→ **Data for processing**

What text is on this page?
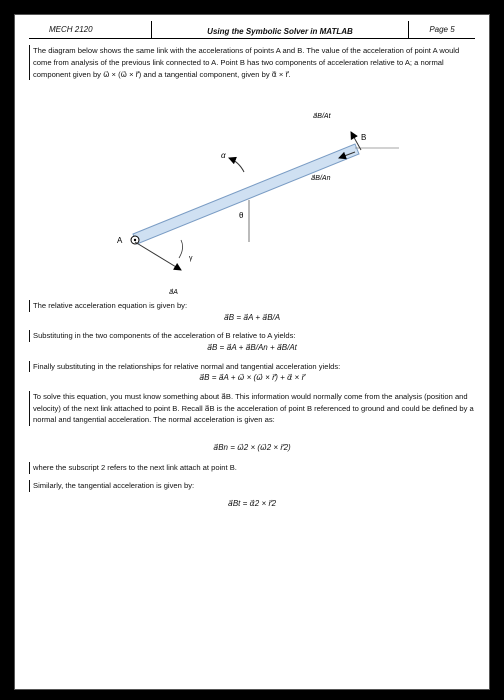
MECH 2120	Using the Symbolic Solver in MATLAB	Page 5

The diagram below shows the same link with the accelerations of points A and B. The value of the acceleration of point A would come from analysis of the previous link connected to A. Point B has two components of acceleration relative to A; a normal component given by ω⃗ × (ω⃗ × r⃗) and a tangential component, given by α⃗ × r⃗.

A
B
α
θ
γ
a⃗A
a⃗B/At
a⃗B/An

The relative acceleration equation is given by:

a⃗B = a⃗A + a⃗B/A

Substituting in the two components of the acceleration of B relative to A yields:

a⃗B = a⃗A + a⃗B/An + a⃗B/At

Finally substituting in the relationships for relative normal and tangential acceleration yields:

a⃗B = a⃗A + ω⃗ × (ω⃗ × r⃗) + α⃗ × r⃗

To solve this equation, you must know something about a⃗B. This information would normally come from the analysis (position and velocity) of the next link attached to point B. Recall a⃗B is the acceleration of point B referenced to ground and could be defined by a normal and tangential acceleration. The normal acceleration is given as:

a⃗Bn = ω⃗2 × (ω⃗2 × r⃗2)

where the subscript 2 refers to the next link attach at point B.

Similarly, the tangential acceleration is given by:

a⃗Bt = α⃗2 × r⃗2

→ **What you need to do**
Return every line containing "equation".

→ **Final result**
The relative acceleration equation is given by:
To solve this equation, you must know something about a⃗B. This information would normally come from the analysis (position and velocity) of the next link attached to point B. Recall a⃗B is the acceleration of point B referenced to ground and could be defined by a normal and tangential acceleration. The normal acceleration is given as:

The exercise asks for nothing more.